## Objective
Retype the data that follows line by line, exactly, and leave its pictures out.

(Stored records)
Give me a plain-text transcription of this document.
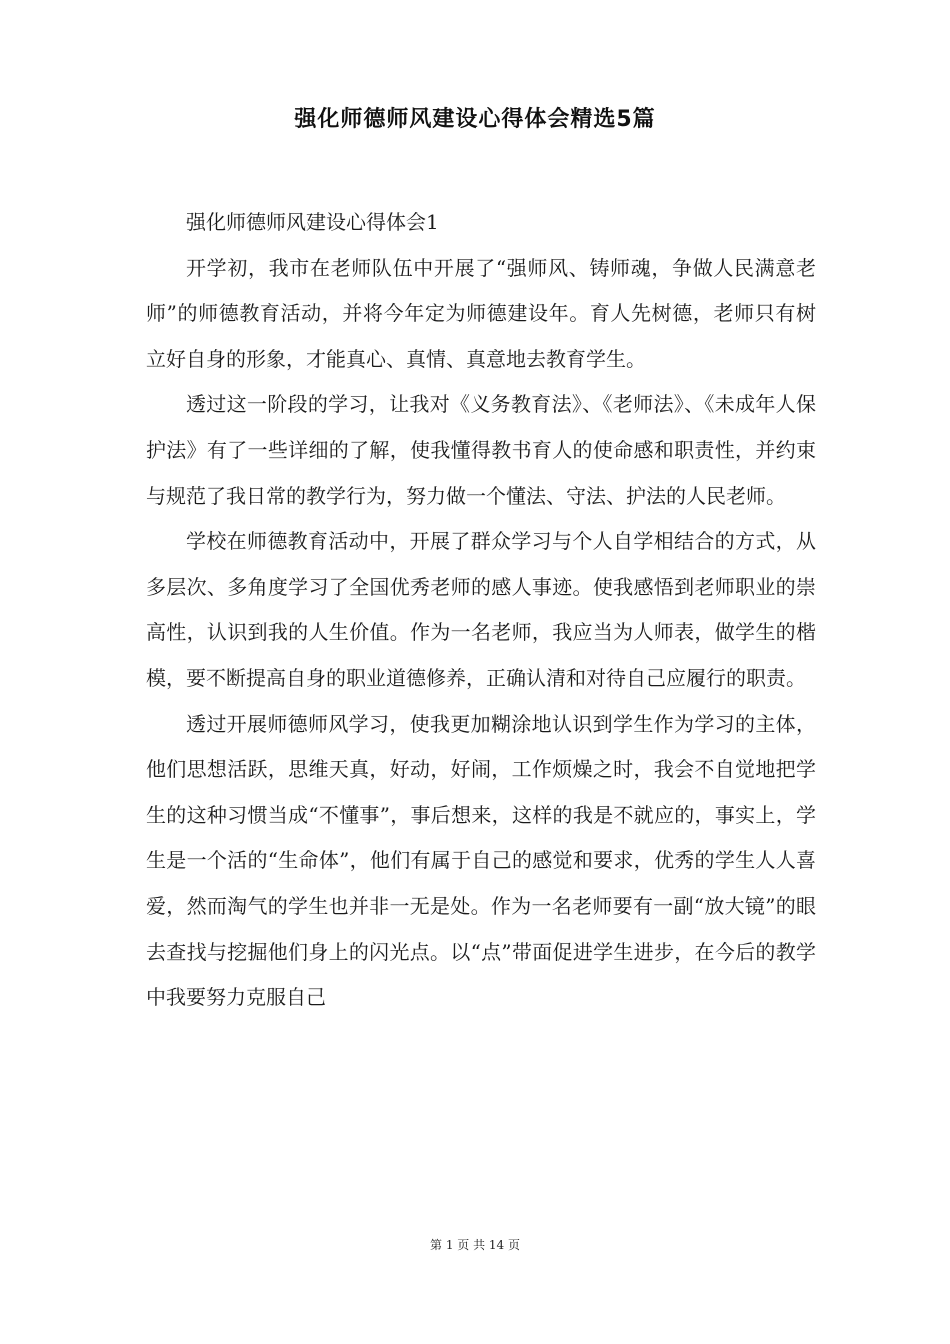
强化师德师风建设心得体会精选5篇

强化师德师风建设心得体会1

开学初，我市在老师队伍中开展了“强师风、铸师魂，争做人民满意老师”的师德教育活动，并将今年定为师德建设年。育人先树德，老师只有树立好自身的形象，才能真心、真情、真意地去教育学生。

透过这一阶段的学习，让我对《义务教育法》、《老师法》、《未成年人保护法》有了一些详细的了解，使我懂得教书育人的使命感和职责性，并约束与规范了我日常的教学行为，努力做一个懂法、守法、护法的人民老师。

学校在师德教育活动中，开展了群众学习与个人自学相结合的方式，从多层次、多角度学习了全国优秀老师的感人事迹。使我感悟到老师职业的崇高性，认识到我的人生价值。作为一名老师，我应当为人师表，做学生的楷模，要不断提高自身的职业道德修养，正确认清和对待自己应履行的职责。

透过开展师德师风学习，使我更加糊涂地认识到学生作为学习的主体，他们思想活跃，思维天真，好动，好闹，工作烦燥之时，我会不自觉地把学生的这种习惯当成“不懂事”，事后想来，这样的我是不就应的，事实上，学生是一个活的“生命体”，他们有属于自己的感觉和要求，优秀的学生人人喜爱，然而淘气的学生也并非一无是处。作为一名老师要有一副“放大镜”的眼去查找与挖掘他们身上的闪光点。以“点”带面促进学生进步，在今后的教学中我要努力克服自己

第 1 页 共 14 页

## Answer for the task
Give me a plain-text transcription of this document.
强化师德师风建设心得体会精选5篇

强化师德师风建设心得体会1

开学初，我市在老师队伍中开展了“强师风、铸师魂，争做人民满意老师”的师德教育活动，并将今年定为师德建设年。育人先树德，老师只有树立好自身的形象，才能真心、真情、真意地去教育学生。

透过这一阶段的学习，让我对《义务教育法》、《老师法》、《未成年人保护法》有了一些详细的了解，使我懂得教书育人的使命感和职责性，并约束与规范了我日常的教学行为，努力做一个懂法、守法、护法的人民老师。

学校在师德教育活动中，开展了群众学习与个人自学相结合的方式，从多层次、多角度学习了全国优秀老师的感人事迹。使我感悟到老师职业的崇高性，认识到我的人生价值。作为一名老师，我应当为人师表，做学生的楷模，要不断提高自身的职业道德修养，正确认清和对待自己应履行的职责。

透过开展师德师风学习，使我更加糊涂地认识到学生作为学习的主体，他们思想活跃，思维天真，好动，好闹，工作烦燥之时，我会不自觉地把学生的这种习惯当成“不懂事”，事后想来，这样的我是不就应的，事实上，学生是一个活的“生命体”，他们有属于自己的感觉和要求，优秀的学生人人喜爱，然而淘气的学生也并非一无是处。作为一名老师要有一副“放大镜”的眼去查找与挖掘他们身上的闪光点。以“点”带面促进学生进步，在今后的教学中我要努力克服自己

第 1 页 共 14 页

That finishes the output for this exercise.